THE TASK:
Answer these questions about the blog post on digital and print texts that follows:
1. Whose words appear in the line "I write to find out what I'm talking about."?
2. For how many years does the writer say she has lived her life online?
3. Which two things does the writer have direct hyperlinks to when reading the article about Rumsfeld stepping down?

Ms. Scarbary’s class

I write to find out what I’m talking about. – Edward Albee

How is a digital text creating a different meaning than print text?

Filed under: Uncategorized — msscarbary at 4:44 pm on Wednesday, November 8, 2006



 Translating print texts into digital format also alters the ways they transmit meaning and the ways in which they are accessed. -Janet Swenson, Carl A. Young, Ewa McGrail, Robert Rozema, and Phyllis Whitin 

This is a really interesting concept for me. As someone who has lived her life ONLINE for the past 11 years, gathering information from the internet is a transparent action for me. What I have never before considered, however, is how these digital texts alter my comprehension and my learning in different ways than the same text in a printed form. As the authors state, hyperlinking, imbedded image and video, and varying graphical arrangements have the ability to completely alter the way I read and make meaning. I am allowed to follow my own “personal, meaning-driven process,” jumping off the lead text midstream, into biographical information or suggested readings. How is reading an AP article online different from reading the same article in my morning newspaper? Reading the article about Rumsfeld stepping down as Secretary of Defense through the “Yahoo Top Story” rank in my email inbox, I have access to an imbedded slide show of his photos. I have direct hyperlinks to the Pentagon’s website and Sen. Carl Levin’s voting record. While this enriched text likely allows for more significant processing, I am fully aware that I am still at the mercy of what pieces of information the web designers and linking editors consider important pieces of information.

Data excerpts
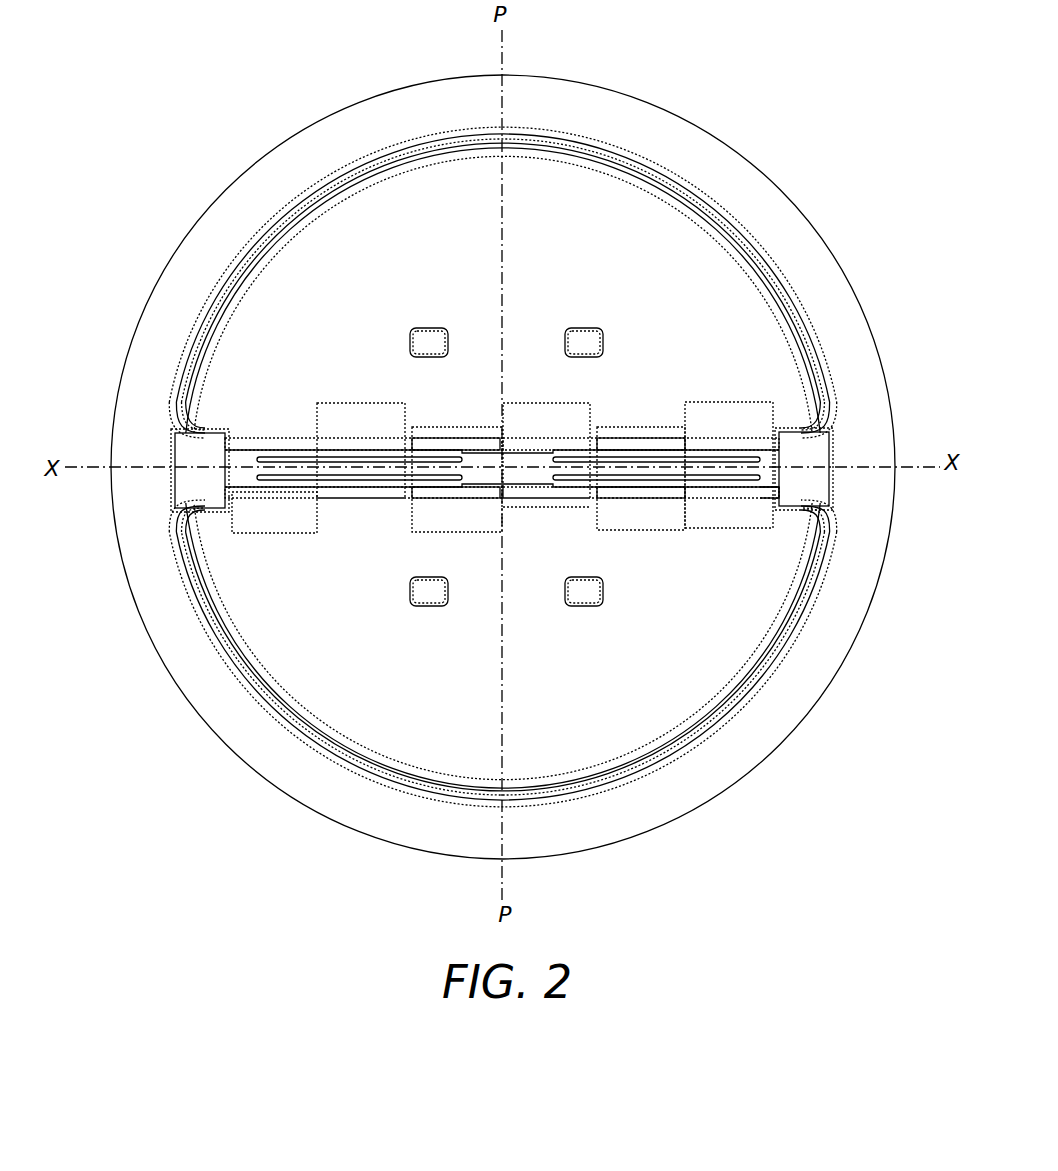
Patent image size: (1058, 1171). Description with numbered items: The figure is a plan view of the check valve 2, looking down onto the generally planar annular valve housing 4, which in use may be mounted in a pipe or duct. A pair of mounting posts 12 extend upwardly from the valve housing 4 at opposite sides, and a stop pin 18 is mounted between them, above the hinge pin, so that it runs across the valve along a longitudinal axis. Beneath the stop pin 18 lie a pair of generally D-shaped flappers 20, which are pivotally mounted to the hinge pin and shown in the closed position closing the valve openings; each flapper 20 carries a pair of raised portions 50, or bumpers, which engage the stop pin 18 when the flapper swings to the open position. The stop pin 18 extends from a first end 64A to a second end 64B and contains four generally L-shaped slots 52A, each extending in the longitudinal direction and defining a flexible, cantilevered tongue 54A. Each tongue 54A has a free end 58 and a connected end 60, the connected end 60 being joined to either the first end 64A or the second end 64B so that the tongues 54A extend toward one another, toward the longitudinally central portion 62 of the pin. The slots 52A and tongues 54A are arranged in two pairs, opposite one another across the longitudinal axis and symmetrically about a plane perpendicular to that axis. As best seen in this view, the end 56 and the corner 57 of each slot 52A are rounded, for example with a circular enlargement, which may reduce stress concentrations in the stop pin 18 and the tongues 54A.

The check valve 2 is at (744, 92).
The valve housing 4 is at (826, 266).
The mounting posts 12 is at (188, 486).
The stop pin 18 is at (366, 450).
The flappers 20 is at (384, 224).
The raised portions 50 is at (429, 338).
The slots 52A is at (652, 470).
The tongues 54A is at (655, 482).
The end of slot 56 is at (268, 490).
The corner of slot 57 is at (458, 500).
The free end 58 is at (567, 492).
The connected end 60 is at (770, 496).
The longitudinally central portion 62 is at (484, 458).
The first end 64A is at (762, 448).
The second end 64B is at (250, 458).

CORRECT RESPONSE:
1. Edward Albee
2. 11 years
3. The Pentagon's website and Sen. Carl Levin's voting record